▸ Work instructions:
Leave out the pictures and repeat everything else in the records exactly.

▸ Rows:
──────────────────────────────

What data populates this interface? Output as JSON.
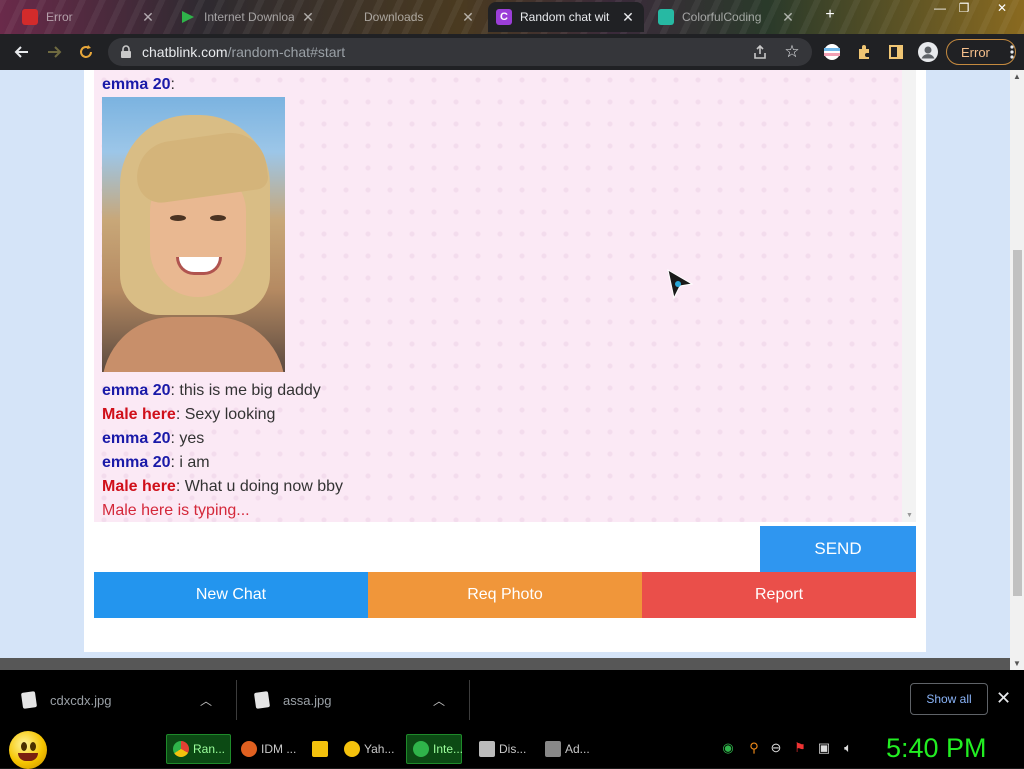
{
  "browser": {
    "tabs": [
      {
        "label": "Error",
        "favicon_color": "#d22b2b",
        "active": false
      },
      {
        "label": "Internet Downloa",
        "favicon_color": "#2fb34a",
        "active": false
      },
      {
        "label": "Downloads",
        "favicon_color": "#ccc",
        "active": false
      },
      {
        "label": "Random chat wit",
        "favicon_color": "#9b3ed8",
        "favicon_text": "C",
        "active": true
      },
      {
        "label": "ColorfulCoding",
        "favicon_color": "#27b9a3",
        "active": false
      }
    ],
    "url_host": "chatblink.com",
    "url_path": "/random-chat#start",
    "error_label": "Error"
  },
  "chat": {
    "messages": [
      {
        "nick": "emma 20",
        "gender": "f",
        "text": ""
      },
      {
        "nick": "emma 20",
        "gender": "f",
        "text": ": this is me big daddy"
      },
      {
        "nick": "Male here",
        "gender": "m",
        "text": ": Sexy looking"
      },
      {
        "nick": "emma 20",
        "gender": "f",
        "text": ": yes"
      },
      {
        "nick": "emma 20",
        "gender": "f",
        "text": ": i am"
      },
      {
        "nick": "Male here",
        "gender": "m",
        "text": ": What u doing now bby"
      }
    ],
    "photo_sep": ":",
    "typing": "Male here is typing...",
    "input_placeholder": "",
    "send_label": "SEND"
  },
  "actions": {
    "new_chat": "New Chat",
    "req_photo": "Req Photo",
    "report": "Report"
  },
  "downloads": {
    "items": [
      {
        "name": "cdxcdx.jpg"
      },
      {
        "name": "assa.jpg"
      }
    ],
    "show_all": "Show all"
  },
  "taskbar": {
    "apps": [
      {
        "label": "Ran...",
        "icon_color": "#e34133",
        "active": true
      },
      {
        "label": "IDM ...",
        "icon_color": "#e06020",
        "active": false
      },
      {
        "label": "",
        "icon_color": "#f4c20d",
        "active": false
      },
      {
        "label": "Yah...",
        "icon_color": "#f4c20d",
        "active": false
      },
      {
        "label": "Inte...",
        "icon_color": "#2fb34a",
        "active": true
      },
      {
        "label": "Dis...",
        "icon_color": "#bbbbbb",
        "active": false
      },
      {
        "label": "Ad...",
        "icon_color": "#888888",
        "active": false
      }
    ],
    "clock": "5:40 PM"
  },
  "colors": {
    "female_nick": "#1a1aa8",
    "male_nick": "#d0101a",
    "send": "#2f96f0",
    "new_chat": "#2395ee",
    "req_photo": "#f0963a",
    "report": "#ea4f4a"
  }
}
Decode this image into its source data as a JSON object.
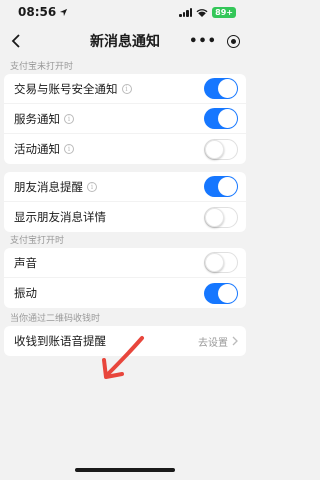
{
  "status": {
    "time": "08:56",
    "battery": "89+"
  },
  "nav": {
    "title": "新消息通知",
    "more": "•••"
  },
  "sections": [
    {
      "label": "支付宝未打开时",
      "rows": [
        {
          "label": "交易与账号安全通知",
          "info": true,
          "on": true
        },
        {
          "label": "服务通知",
          "info": true,
          "on": true
        },
        {
          "label": "活动通知",
          "info": true,
          "on": false
        }
      ]
    },
    {
      "label": "",
      "rows": [
        {
          "label": "朋友消息提醒",
          "info": true,
          "on": true
        },
        {
          "label": "显示朋友消息详情",
          "info": false,
          "on": false
        }
      ]
    },
    {
      "label": "支付宝打开时",
      "rows": [
        {
          "label": "声音",
          "info": false,
          "on": false
        },
        {
          "label": "振动",
          "info": false,
          "on": true
        }
      ]
    }
  ],
  "qr_section": {
    "label": "当你通过二维码收钱时",
    "row_label": "收钱到账语音提醒",
    "row_value": "去设置"
  },
  "colors": {
    "accent": "#1677ff",
    "arrow": "#e8463c"
  },
  "icons": {
    "info": "i",
    "chevron": "›",
    "back": "‹"
  }
}
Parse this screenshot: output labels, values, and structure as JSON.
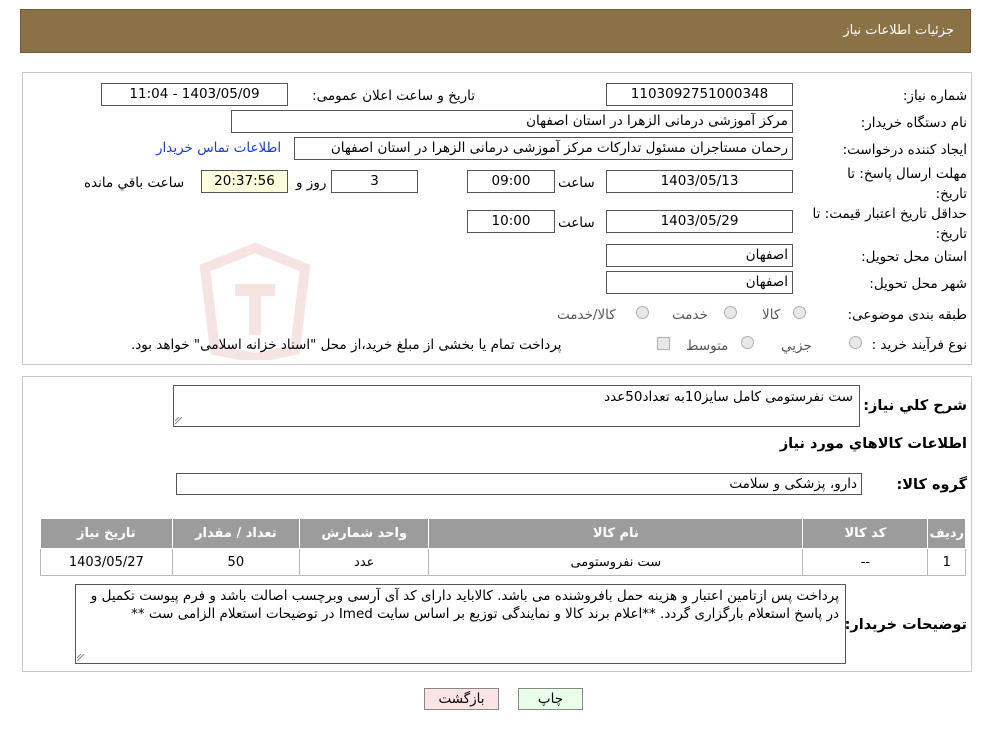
{
  "header": {
    "title": "جزئیات اطلاعات نیاز"
  },
  "form": {
    "need_number": {
      "label": "شماره نیاز:",
      "value": "1103092751000348"
    },
    "announce_datetime": {
      "label": "تاریخ و ساعت اعلان عمومی:",
      "value": "1403/05/09 - 11:04"
    },
    "buyer_org": {
      "label": "نام دستگاه خريدار:",
      "value": "مرکز آموزشی درمانی الزهرا در استان اصفهان"
    },
    "requester": {
      "label": "ايجاد کننده درخواست:",
      "value": "رحمان مستاجران مسئول تدارکات مرکز آموزشی درمانی الزهرا در استان اصفهان",
      "contact_link": "اطلاعات تماس خریدار"
    },
    "response_deadline": {
      "label": "مهلت ارسال پاسخ: تا تاریخ:",
      "date": "1403/05/13",
      "time_label": "ساعت",
      "time": "09:00",
      "days": "3",
      "days_label": "روز و",
      "remaining": "20:37:56",
      "remaining_label": "ساعت باقي مانده"
    },
    "price_validity": {
      "label": "حداقل تاريخ اعتبار قيمت: تا تاريخ:",
      "date": "1403/05/29",
      "time_label": "ساعت",
      "time": "10:00"
    },
    "delivery_province": {
      "label": "استان محل تحويل:",
      "value": "اصفهان"
    },
    "delivery_city": {
      "label": "شهر محل تحويل:",
      "value": "اصفهان"
    },
    "category": {
      "label": "طبقه بندی موضوعی:",
      "options": [
        "کالا",
        "خدمت",
        "کالا/خدمت"
      ]
    },
    "purchase_process": {
      "label": "نوع فرآیند خرید :",
      "options": [
        "جزيي",
        "متوسط"
      ],
      "note": "پرداخت تمام یا بخشی از مبلغ خرید،از محل \"اسناد خزانه اسلامی\" خواهد بود."
    }
  },
  "details": {
    "summary_label": "شرح کلي نياز:",
    "summary_value": "ست نفرستومی کامل سایز10به تعداد50عدد",
    "items_title": "اطلاعات کالاهاي مورد نياز",
    "group_label": "گروه کالا:",
    "group_value": "دارو، پزشکی و سلامت",
    "table": {
      "headers": [
        "رديف",
        "کد کالا",
        "نام کالا",
        "واحد شمارش",
        "تعداد / مقدار",
        "تاريخ نياز"
      ],
      "rows": [
        [
          "1",
          "--",
          "ست نفروستومی",
          "عدد",
          "50",
          "1403/05/27"
        ]
      ]
    },
    "buyer_notes_label": "توضيحات خريدار:",
    "buyer_notes": "پرداخت پس ازتامین اعتبار و هزینه حمل بافروشنده می باشد. کالاباید دارای کد آی آرسی وبرچسب اصالت باشد و فرم پیوست تکمیل و در پاسخ استعلام بارگزاری گردد. **اعلام برند کالا و نمایندگی توزیع بر اساس سایت Imed در توضیحات استعلام الزامی ست **"
  },
  "buttons": {
    "print": "چاپ",
    "back": "بازگشت"
  },
  "colors": {
    "header_bg": "#8b7146",
    "table_header_bg": "#9c9c9c",
    "back_button_bg": "#fde4e4",
    "print_button_bg": "#eaffea",
    "remaining_bg": "#ffffe0"
  }
}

──────────────────────────────

▸ Response below:
What data populates this interface? Output as JSON.
{
  "browser": {
    "tabs": [
      {
        "label": "Error",
        "favicon_color": "#d22b2b",
        "active": false
      },
      {
        "label": "Internet Downloa",
        "favicon_color": "#2fb34a",
        "active": false
      },
      {
        "label": "Downloads",
        "favicon_color": "#ccc",
        "active": false
      },
      {
        "label": "Random chat wit",
        "favicon_color": "#9b3ed8",
        "favicon_text": "C",
        "active": true
      },
      {
        "label": "ColorfulCoding",
        "favicon_color": "#27b9a3",
        "active": false
      }
    ],
    "url_host": "chatblink.com",
    "url_path": "/random-chat#start",
    "error_label": "Error"
  },
  "chat": {
    "messages": [
      {
        "nick": "emma 20",
        "gender": "f",
        "text": ""
      },
      {
        "nick": "emma 20",
        "gender": "f",
        "text": ": this is me big daddy"
      },
      {
        "nick": "Male here",
        "gender": "m",
        "text": ": Sexy looking"
      },
      {
        "nick": "emma 20",
        "gender": "f",
        "text": ": yes"
      },
      {
        "nick": "emma 20",
        "gender": "f",
        "text": ": i am"
      },
      {
        "nick": "Male here",
        "gender": "m",
        "text": ": What u doing now bby"
      }
    ],
    "photo_sep": ":",
    "typing": "Male here is typing...",
    "input_placeholder": "",
    "send_label": "SEND"
  },
  "actions": {
    "new_chat": "New Chat",
    "req_photo": "Req Photo",
    "report": "Report"
  },
  "downloads": {
    "items": [
      {
        "name": "cdxcdx.jpg"
      },
      {
        "name": "assa.jpg"
      }
    ],
    "show_all": "Show all"
  },
  "taskbar": {
    "apps": [
      {
        "label": "Ran...",
        "icon_color": "#e34133",
        "active": true
      },
      {
        "label": "IDM ...",
        "icon_color": "#e06020",
        "active": false
      },
      {
        "label": "",
        "icon_color": "#f4c20d",
        "active": false
      },
      {
        "label": "Yah...",
        "icon_color": "#f4c20d",
        "active": false
      },
      {
        "label": "Inte...",
        "icon_color": "#2fb34a",
        "active": true
      },
      {
        "label": "Dis...",
        "icon_color": "#bbbbbb",
        "active": false
      },
      {
        "label": "Ad...",
        "icon_color": "#888888",
        "active": false
      }
    ],
    "clock": "5:40 PM"
  },
  "colors": {
    "female_nick": "#1a1aa8",
    "male_nick": "#d0101a",
    "send": "#2f96f0",
    "new_chat": "#2395ee",
    "req_photo": "#f0963a",
    "report": "#ea4f4a"
  }
}
Decode this image into its source data as a JSON object.
{
  "status": {
    "time": "08:56",
    "battery": "89+"
  },
  "nav": {
    "title": "新消息通知",
    "more": "•••"
  },
  "sections": [
    {
      "label": "支付宝未打开时",
      "rows": [
        {
          "label": "交易与账号安全通知",
          "info": true,
          "on": true
        },
        {
          "label": "服务通知",
          "info": true,
          "on": true
        },
        {
          "label": "活动通知",
          "info": true,
          "on": false
        }
      ]
    },
    {
      "label": "",
      "rows": [
        {
          "label": "朋友消息提醒",
          "info": true,
          "on": true
        },
        {
          "label": "显示朋友消息详情",
          "info": false,
          "on": false
        }
      ]
    },
    {
      "label": "支付宝打开时",
      "rows": [
        {
          "label": "声音",
          "info": false,
          "on": false
        },
        {
          "label": "振动",
          "info": false,
          "on": true
        }
      ]
    }
  ],
  "qr_section": {
    "label": "当你通过二维码收钱时",
    "row_label": "收钱到账语音提醒",
    "row_value": "去设置"
  },
  "colors": {
    "accent": "#1677ff",
    "arrow": "#e8463c"
  },
  "icons": {
    "info": "i",
    "chevron": "›",
    "back": "‹"
  }
}
Parse this screenshot: output labels, values, and structure as JSON.
{
  "header": {
    "title": "جزئیات اطلاعات نیاز"
  },
  "form": {
    "need_number": {
      "label": "شماره نیاز:",
      "value": "1103092751000348"
    },
    "announce_datetime": {
      "label": "تاریخ و ساعت اعلان عمومی:",
      "value": "1403/05/09 - 11:04"
    },
    "buyer_org": {
      "label": "نام دستگاه خريدار:",
      "value": "مرکز آموزشی درمانی الزهرا در استان اصفهان"
    },
    "requester": {
      "label": "ايجاد کننده درخواست:",
      "value": "رحمان مستاجران مسئول تدارکات مرکز آموزشی درمانی الزهرا در استان اصفهان",
      "contact_link": "اطلاعات تماس خریدار"
    },
    "response_deadline": {
      "label": "مهلت ارسال پاسخ: تا تاریخ:",
      "date": "1403/05/13",
      "time_label": "ساعت",
      "time": "09:00",
      "days": "3",
      "days_label": "روز و",
      "remaining": "20:37:56",
      "remaining_label": "ساعت باقي مانده"
    },
    "price_validity": {
      "label": "حداقل تاريخ اعتبار قيمت: تا تاريخ:",
      "date": "1403/05/29",
      "time_label": "ساعت",
      "time": "10:00"
    },
    "delivery_province": {
      "label": "استان محل تحويل:",
      "value": "اصفهان"
    },
    "delivery_city": {
      "label": "شهر محل تحويل:",
      "value": "اصفهان"
    },
    "category": {
      "label": "طبقه بندی موضوعی:",
      "options": [
        "کالا",
        "خدمت",
        "کالا/خدمت"
      ]
    },
    "purchase_process": {
      "label": "نوع فرآیند خرید :",
      "options": [
        "جزيي",
        "متوسط"
      ],
      "note": "پرداخت تمام یا بخشی از مبلغ خرید،از محل \"اسناد خزانه اسلامی\" خواهد بود."
    }
  },
  "details": {
    "summary_label": "شرح کلي نياز:",
    "summary_value": "ست نفرستومی کامل سایز10به تعداد50عدد",
    "items_title": "اطلاعات کالاهاي مورد نياز",
    "group_label": "گروه کالا:",
    "group_value": "دارو، پزشکی و سلامت",
    "table": {
      "headers": [
        "رديف",
        "کد کالا",
        "نام کالا",
        "واحد شمارش",
        "تعداد / مقدار",
        "تاريخ نياز"
      ],
      "rows": [
        [
          "1",
          "--",
          "ست نفروستومی",
          "عدد",
          "50",
          "1403/05/27"
        ]
      ]
    },
    "buyer_notes_label": "توضيحات خريدار:",
    "buyer_notes": "پرداخت پس ازتامین اعتبار و هزینه حمل بافروشنده می باشد. کالاباید دارای کد آی آرسی وبرچسب اصالت باشد و فرم پیوست تکمیل و در پاسخ استعلام بارگزاری گردد. **اعلام برند کالا و نمایندگی توزیع بر اساس سایت Imed در توضیحات استعلام الزامی ست **"
  },
  "buttons": {
    "print": "چاپ",
    "back": "بازگشت"
  },
  "colors": {
    "header_bg": "#8b7146",
    "table_header_bg": "#9c9c9c",
    "back_button_bg": "#fde4e4",
    "print_button_bg": "#eaffea",
    "remaining_bg": "#ffffe0"
  }
}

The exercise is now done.